WHAT THIS TASK INVOLVES. Go through the records and extract every line with the word "majemuk".

DATA ENTRIES.
** Start **
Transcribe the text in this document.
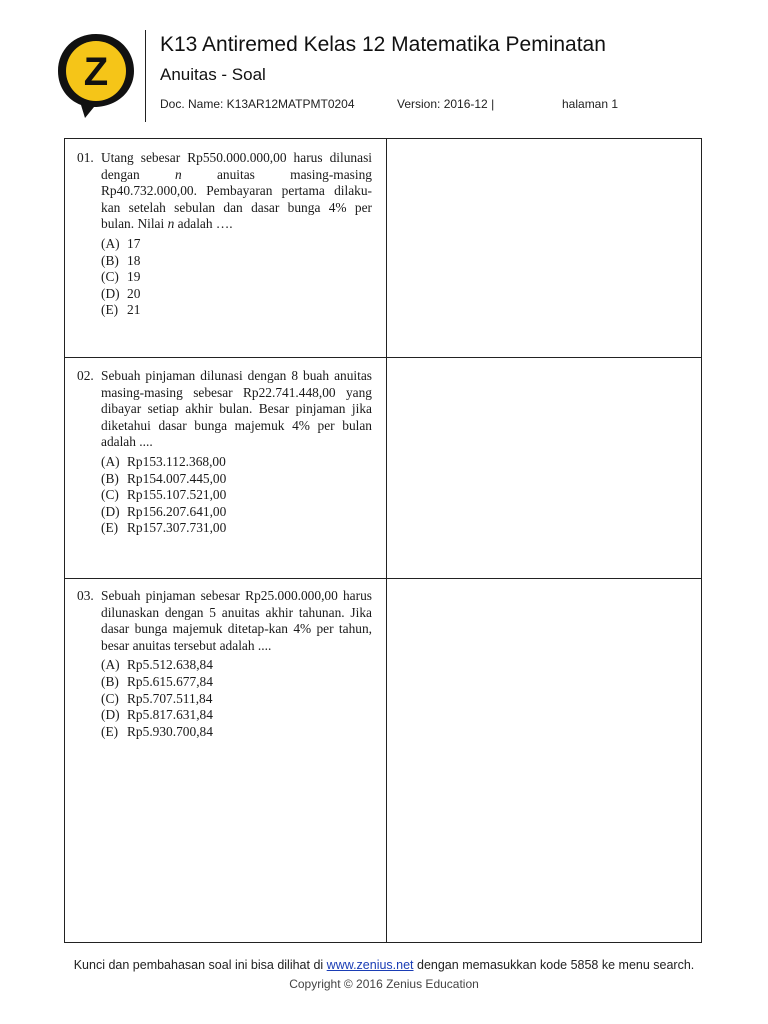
Z
K13 Antiremed Kelas 12 Matematika Peminatan
Anuitas - Soal
Doc. Name: K13AR12MATPMT0204	Version: 2016-12 |	halaman 1
01. Utang sebesar Rp550.000.000,00 harus dilunasi dengan n anuitas masing-masing Rp40.732.000,00. Pembayaran pertama dilaku-kan setelah sebulan dan dasar bunga 4% per bulan. Nilai n adalah ….

(A) 17
(B) 18
(C) 19
(D) 20
(E) 21
02. Sebuah pinjaman dilunasi dengan 8 buah anuitas masing-masing sebesar Rp22.741.448,00 yang dibayar setiap akhir bulan. Besar pinjaman jika diketahui dasar bunga majemuk 4% per bulan adalah ....

(A) Rp153.112.368,00
(B) Rp154.007.445,00
(C) Rp155.107.521,00
(D) Rp156.207.641,00
(E) Rp157.307.731,00
03. Sebuah pinjaman sebesar Rp25.000.000,00 harus dilunaskan dengan 5 anuitas akhir tahunan. Jika dasar bunga majemuk ditetap-kan 4% per tahun, besar anuitas tersebut adalah ....

(A) Rp5.512.638,84
(B) Rp5.615.677,84
(C) Rp5.707.511,84
(D) Rp5.817.631,84
(E) Rp5.930.700,84
Kunci dan pembahasan soal ini bisa dilihat di www.zenius.net dengan memasukkan kode 5858 ke menu search.
Copyright © 2016 Zenius Education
** End **
COMPLETE OUTPUT.
02. Sebuah pinjaman dilunasi dengan 8 buah anuitas masing-masing sebesar Rp22.741.448,00 yang dibayar setiap akhir bulan. Besar pinjaman jika diketahui dasar bunga majemuk 4% per bulan adalah ....
03. Sebuah pinjaman sebesar Rp25.000.000,00 harus dilunaskan dengan 5 anuitas akhir tahunan. Jika dasar bunga majemuk ditetap-kan 4% per tahun, besar anuitas tersebut adalah ....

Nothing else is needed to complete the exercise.